↓↓↓

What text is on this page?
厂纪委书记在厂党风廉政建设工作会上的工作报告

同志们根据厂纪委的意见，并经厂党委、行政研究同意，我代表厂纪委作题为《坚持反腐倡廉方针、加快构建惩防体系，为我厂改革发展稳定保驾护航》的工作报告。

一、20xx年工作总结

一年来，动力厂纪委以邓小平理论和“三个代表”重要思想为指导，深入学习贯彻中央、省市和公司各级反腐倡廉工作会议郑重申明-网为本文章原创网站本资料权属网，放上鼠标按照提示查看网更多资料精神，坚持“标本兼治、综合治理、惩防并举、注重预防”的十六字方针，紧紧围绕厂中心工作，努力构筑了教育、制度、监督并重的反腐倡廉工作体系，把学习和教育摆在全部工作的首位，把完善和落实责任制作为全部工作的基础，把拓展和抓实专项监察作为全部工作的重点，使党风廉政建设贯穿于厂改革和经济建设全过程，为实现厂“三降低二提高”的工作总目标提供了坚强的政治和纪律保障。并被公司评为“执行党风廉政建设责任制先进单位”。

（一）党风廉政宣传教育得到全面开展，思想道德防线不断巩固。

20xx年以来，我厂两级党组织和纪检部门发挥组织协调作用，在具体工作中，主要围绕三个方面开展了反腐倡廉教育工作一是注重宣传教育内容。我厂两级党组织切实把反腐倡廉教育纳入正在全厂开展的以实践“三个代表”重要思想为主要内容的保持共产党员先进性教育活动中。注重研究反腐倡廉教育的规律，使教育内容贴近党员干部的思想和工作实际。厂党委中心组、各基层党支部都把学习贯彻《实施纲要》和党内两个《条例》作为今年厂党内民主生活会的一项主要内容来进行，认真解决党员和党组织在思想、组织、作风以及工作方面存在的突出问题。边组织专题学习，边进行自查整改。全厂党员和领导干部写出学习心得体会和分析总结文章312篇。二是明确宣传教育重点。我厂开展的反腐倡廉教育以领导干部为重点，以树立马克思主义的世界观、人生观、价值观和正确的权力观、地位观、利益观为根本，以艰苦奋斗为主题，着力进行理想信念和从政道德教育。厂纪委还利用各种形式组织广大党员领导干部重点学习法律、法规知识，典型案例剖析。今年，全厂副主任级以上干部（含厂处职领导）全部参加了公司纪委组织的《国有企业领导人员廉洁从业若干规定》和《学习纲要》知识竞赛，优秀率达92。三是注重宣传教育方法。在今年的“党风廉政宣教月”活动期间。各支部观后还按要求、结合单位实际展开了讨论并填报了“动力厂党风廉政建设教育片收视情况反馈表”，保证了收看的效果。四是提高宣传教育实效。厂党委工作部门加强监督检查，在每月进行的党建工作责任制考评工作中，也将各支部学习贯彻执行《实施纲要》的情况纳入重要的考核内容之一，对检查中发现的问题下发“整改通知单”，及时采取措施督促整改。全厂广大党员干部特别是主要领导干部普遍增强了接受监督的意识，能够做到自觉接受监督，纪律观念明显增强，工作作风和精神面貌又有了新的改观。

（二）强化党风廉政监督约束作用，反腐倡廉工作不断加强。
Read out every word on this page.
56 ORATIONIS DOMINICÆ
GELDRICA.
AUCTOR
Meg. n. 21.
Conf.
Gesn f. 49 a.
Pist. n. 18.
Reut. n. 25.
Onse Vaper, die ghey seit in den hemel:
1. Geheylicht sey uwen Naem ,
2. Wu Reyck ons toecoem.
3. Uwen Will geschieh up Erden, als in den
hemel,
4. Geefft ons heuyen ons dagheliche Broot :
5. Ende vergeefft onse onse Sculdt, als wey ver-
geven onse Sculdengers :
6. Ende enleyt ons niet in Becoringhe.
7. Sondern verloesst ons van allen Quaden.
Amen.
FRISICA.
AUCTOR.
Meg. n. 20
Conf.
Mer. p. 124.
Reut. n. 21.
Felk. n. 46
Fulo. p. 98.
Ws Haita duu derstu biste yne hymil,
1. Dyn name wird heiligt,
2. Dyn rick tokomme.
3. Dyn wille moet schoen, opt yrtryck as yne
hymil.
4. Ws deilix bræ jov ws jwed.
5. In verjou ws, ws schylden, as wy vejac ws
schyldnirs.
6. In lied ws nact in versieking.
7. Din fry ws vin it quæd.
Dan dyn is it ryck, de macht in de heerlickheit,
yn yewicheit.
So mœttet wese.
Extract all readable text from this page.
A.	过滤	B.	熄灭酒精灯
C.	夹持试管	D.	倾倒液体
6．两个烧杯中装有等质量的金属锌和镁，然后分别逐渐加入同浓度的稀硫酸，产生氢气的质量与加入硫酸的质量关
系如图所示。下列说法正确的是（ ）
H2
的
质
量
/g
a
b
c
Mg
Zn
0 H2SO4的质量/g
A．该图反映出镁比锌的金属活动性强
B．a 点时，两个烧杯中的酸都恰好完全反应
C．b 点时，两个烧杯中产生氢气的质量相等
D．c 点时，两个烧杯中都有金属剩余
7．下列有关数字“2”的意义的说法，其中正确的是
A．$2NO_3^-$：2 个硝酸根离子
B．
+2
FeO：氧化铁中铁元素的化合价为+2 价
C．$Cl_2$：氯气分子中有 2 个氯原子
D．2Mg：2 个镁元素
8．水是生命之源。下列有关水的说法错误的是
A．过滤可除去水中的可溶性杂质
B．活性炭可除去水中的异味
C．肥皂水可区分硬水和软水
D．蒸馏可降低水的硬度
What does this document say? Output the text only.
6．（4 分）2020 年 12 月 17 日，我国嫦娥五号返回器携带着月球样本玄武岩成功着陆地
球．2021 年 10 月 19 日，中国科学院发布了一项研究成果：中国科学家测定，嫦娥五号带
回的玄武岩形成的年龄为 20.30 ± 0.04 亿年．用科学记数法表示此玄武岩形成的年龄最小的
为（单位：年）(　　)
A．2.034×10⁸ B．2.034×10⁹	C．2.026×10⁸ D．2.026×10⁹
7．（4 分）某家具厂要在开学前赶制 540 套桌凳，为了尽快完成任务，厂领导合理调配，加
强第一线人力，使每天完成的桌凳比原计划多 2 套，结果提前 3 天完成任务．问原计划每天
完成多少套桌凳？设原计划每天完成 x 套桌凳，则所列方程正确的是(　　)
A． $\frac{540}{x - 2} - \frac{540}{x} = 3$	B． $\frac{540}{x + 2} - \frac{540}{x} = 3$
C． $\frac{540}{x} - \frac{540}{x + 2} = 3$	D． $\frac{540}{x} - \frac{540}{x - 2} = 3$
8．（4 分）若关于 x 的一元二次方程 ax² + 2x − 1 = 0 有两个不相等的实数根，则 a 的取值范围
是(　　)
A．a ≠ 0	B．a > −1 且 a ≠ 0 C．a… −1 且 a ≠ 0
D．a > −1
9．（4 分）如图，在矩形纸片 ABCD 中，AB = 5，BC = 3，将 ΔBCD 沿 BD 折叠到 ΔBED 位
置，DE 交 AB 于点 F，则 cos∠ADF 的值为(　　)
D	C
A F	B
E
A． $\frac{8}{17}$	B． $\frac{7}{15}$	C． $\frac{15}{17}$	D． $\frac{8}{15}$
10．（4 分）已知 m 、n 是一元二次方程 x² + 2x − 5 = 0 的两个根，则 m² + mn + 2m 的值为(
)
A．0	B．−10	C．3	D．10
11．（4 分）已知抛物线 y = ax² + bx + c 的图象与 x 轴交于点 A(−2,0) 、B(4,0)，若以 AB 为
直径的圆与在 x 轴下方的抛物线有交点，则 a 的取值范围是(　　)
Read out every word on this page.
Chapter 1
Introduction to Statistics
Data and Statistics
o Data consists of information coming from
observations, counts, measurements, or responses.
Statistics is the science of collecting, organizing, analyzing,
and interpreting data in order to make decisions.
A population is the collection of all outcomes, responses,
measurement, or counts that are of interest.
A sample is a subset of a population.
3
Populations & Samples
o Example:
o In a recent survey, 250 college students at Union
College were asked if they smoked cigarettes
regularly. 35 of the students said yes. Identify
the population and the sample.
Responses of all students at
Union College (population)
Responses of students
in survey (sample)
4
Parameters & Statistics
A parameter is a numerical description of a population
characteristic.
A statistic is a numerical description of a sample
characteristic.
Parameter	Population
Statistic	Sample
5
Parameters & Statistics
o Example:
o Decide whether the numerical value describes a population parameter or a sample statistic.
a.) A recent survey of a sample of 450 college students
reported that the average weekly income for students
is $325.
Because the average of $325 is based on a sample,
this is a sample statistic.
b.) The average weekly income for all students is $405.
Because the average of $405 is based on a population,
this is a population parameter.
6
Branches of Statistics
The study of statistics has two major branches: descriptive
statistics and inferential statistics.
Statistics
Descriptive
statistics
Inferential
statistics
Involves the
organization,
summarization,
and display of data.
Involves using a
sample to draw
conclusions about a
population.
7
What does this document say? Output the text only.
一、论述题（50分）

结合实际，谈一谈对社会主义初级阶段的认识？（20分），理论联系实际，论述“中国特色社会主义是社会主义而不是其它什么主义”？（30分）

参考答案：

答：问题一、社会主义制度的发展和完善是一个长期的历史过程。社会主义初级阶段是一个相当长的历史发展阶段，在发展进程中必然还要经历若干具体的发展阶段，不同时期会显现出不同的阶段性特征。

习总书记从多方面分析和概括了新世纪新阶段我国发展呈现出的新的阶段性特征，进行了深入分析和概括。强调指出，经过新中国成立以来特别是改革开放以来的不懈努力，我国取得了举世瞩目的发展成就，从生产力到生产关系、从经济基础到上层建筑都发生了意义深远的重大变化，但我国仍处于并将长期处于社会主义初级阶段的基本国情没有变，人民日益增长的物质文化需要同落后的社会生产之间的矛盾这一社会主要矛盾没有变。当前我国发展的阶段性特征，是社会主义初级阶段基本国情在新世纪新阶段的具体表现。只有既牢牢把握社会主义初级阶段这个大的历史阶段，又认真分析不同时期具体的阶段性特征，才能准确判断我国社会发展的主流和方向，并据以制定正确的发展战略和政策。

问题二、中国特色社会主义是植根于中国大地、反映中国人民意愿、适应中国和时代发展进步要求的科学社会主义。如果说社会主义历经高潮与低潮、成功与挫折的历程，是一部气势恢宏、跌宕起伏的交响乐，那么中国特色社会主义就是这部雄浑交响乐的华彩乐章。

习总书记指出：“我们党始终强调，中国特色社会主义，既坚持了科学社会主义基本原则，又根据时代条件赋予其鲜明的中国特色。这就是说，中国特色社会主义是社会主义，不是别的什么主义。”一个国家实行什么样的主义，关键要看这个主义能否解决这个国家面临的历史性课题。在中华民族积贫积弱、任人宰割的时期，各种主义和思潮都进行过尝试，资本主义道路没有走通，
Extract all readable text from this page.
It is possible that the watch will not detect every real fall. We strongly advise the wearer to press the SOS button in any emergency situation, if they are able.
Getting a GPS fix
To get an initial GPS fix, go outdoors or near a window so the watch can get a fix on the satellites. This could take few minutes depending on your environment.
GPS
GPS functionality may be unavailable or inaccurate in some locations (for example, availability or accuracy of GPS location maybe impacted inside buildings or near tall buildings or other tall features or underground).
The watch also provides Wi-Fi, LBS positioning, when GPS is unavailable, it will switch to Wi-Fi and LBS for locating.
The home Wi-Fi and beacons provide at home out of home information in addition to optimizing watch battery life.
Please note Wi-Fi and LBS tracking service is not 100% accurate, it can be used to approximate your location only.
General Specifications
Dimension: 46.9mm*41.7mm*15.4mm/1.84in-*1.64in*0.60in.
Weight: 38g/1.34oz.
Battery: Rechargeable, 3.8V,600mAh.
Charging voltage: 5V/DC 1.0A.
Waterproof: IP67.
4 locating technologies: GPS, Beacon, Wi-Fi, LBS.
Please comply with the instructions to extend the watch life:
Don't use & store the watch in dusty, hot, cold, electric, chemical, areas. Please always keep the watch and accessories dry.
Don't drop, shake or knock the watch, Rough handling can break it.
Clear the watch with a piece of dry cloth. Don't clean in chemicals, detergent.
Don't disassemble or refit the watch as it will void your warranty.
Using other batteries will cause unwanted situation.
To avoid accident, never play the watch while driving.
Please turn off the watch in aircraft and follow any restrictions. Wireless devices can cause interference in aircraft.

↑↑↑

Copy each line from the data above that includes "Because".

Because the average of $325 is based on a sample,
Because the average of $405 is based on a population,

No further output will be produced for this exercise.